Information given:
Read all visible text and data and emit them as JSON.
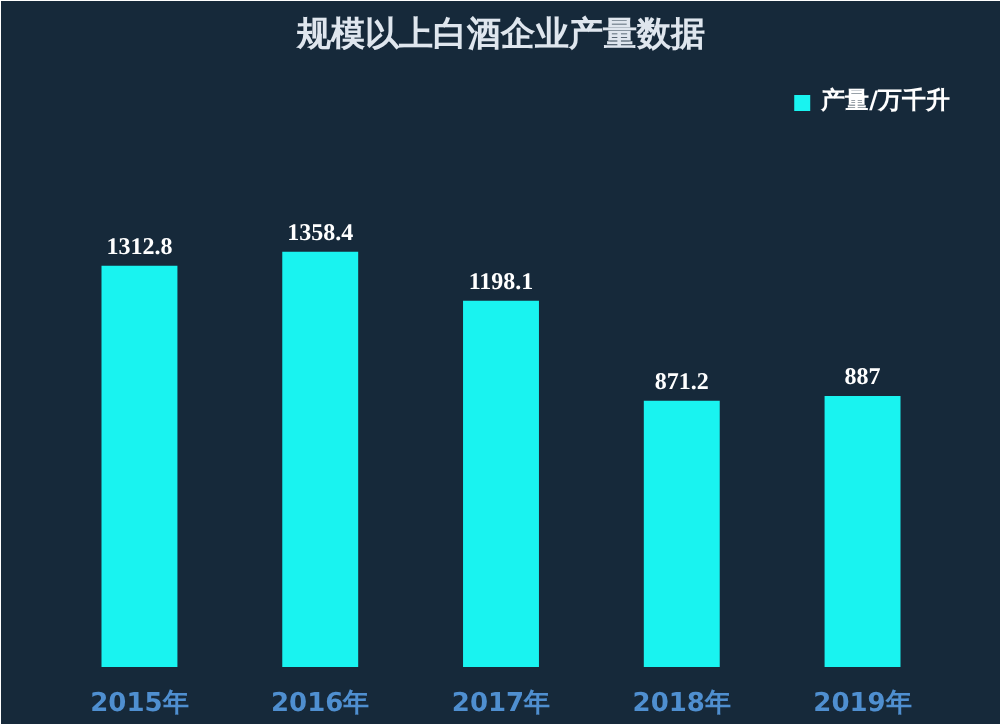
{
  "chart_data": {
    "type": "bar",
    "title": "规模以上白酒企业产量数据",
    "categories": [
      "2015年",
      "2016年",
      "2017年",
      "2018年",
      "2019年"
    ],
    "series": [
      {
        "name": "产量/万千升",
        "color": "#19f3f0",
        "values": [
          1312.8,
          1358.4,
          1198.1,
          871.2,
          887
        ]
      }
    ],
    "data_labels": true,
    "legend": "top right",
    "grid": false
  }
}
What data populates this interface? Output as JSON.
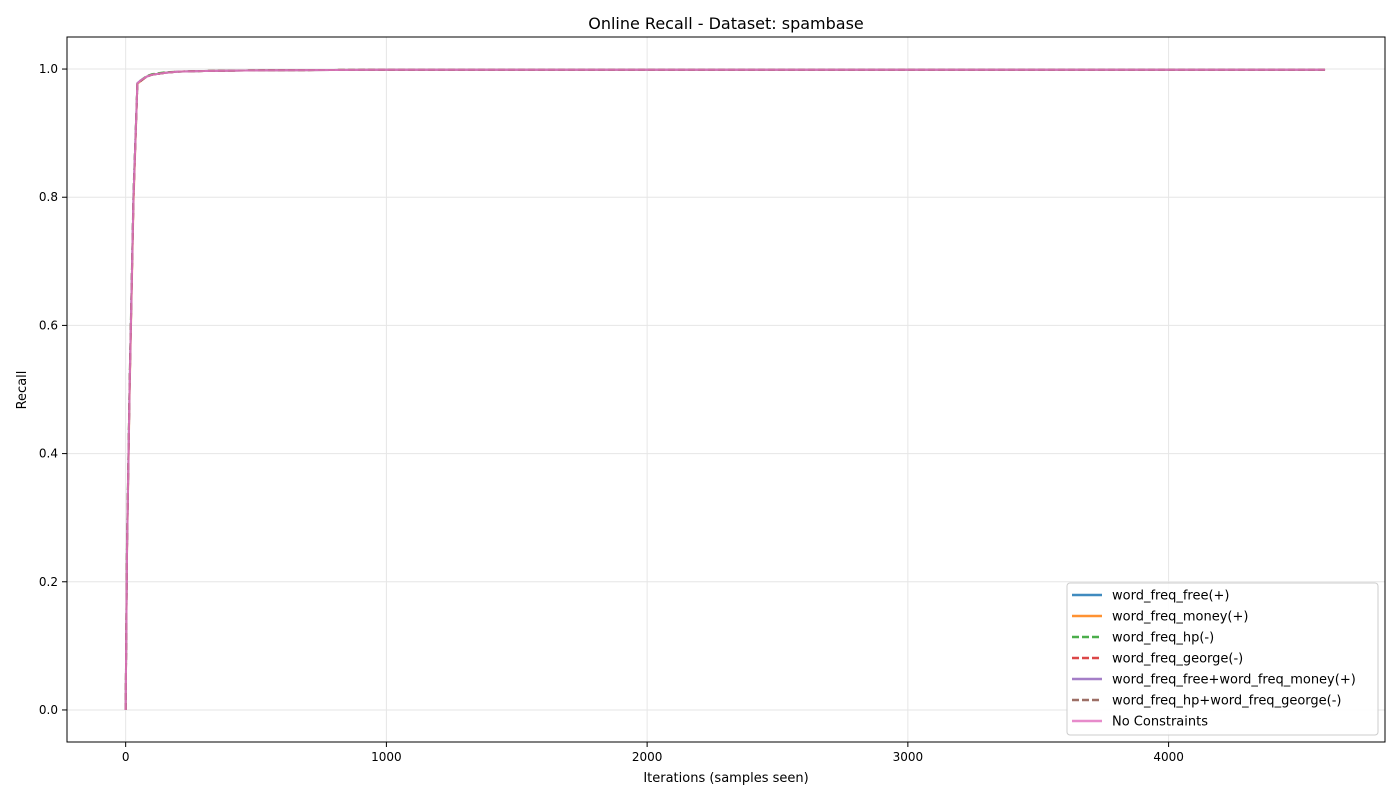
* * *
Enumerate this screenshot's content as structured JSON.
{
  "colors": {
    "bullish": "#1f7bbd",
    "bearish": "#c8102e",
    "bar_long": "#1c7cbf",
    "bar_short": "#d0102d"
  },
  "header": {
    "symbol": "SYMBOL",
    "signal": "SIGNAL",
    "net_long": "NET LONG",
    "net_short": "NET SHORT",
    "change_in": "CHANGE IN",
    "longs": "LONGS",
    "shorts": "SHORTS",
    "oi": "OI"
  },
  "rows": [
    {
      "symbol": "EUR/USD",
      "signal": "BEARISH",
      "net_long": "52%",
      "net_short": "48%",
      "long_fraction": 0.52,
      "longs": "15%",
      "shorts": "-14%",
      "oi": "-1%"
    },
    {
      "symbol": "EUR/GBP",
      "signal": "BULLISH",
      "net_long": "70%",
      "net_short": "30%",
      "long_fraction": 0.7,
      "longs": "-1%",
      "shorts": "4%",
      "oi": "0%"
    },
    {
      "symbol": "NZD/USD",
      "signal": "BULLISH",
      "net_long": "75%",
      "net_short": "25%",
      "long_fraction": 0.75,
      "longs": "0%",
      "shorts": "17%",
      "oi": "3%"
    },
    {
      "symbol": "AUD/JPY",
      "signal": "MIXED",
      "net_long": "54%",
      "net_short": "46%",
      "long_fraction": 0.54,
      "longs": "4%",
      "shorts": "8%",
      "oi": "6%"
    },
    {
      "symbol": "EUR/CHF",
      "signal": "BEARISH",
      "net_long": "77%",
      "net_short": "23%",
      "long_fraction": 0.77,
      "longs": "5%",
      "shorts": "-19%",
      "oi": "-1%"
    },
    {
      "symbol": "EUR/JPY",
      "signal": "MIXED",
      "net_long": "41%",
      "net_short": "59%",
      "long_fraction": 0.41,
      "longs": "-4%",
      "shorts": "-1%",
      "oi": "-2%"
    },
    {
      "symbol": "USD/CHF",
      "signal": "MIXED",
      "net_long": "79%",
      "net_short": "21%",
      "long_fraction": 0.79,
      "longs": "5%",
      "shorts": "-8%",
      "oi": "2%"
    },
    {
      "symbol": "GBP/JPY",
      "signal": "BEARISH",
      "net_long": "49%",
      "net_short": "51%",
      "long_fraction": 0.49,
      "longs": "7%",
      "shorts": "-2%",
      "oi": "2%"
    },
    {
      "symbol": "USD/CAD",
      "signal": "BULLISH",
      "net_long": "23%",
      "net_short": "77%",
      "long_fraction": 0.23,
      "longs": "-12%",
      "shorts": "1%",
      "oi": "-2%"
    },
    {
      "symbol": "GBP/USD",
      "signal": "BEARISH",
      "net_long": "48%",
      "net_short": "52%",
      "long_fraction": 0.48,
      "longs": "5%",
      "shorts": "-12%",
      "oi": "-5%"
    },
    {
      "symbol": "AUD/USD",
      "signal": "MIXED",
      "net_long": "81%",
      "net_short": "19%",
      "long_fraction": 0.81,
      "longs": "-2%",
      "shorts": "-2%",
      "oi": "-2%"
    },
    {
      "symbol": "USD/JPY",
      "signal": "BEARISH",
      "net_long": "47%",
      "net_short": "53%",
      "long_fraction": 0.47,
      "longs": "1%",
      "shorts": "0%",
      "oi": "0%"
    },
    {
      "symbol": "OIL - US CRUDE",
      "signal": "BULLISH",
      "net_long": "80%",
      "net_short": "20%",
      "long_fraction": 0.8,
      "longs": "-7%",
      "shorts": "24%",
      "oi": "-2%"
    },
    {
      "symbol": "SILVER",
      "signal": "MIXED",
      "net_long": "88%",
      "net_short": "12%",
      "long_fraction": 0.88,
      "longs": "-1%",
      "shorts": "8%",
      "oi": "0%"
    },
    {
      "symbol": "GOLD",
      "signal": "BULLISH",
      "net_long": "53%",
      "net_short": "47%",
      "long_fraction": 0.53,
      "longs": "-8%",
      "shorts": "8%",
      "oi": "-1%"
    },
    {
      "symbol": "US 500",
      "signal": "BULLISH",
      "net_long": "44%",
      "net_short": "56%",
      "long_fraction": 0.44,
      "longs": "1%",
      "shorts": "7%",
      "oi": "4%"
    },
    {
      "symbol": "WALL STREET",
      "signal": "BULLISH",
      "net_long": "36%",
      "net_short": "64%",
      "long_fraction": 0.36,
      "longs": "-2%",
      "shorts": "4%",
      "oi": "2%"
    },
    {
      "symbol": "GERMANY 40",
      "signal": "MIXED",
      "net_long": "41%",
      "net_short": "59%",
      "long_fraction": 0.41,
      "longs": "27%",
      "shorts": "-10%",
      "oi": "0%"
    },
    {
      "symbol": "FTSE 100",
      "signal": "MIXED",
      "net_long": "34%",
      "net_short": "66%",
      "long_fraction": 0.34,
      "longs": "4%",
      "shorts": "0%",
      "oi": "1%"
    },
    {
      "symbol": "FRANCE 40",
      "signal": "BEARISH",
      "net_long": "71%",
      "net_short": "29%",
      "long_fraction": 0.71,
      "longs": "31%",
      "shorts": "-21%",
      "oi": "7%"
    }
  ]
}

Direction: Nothing but the lines from the one with "Read all visible" down to the one with "What data populates" should be printed, both of them included. Leave out the pictures.

Written solution:
Read all visible text and data and emit them as JSON.
{
  "chart_data": {
    "type": "bar",
    "title": "规模以上白酒企业产量数据",
    "categories": [
      "2015年",
      "2016年",
      "2017年",
      "2018年",
      "2019年"
    ],
    "series": [
      {
        "name": "产量/万千升",
        "color": "#19f3f0",
        "values": [
          1312.8,
          1358.4,
          1198.1,
          871.2,
          887
        ]
      }
    ],
    "data_labels": true,
    "legend": "top right",
    "grid": false
  }
}
What data populates this interface? Output as JSON.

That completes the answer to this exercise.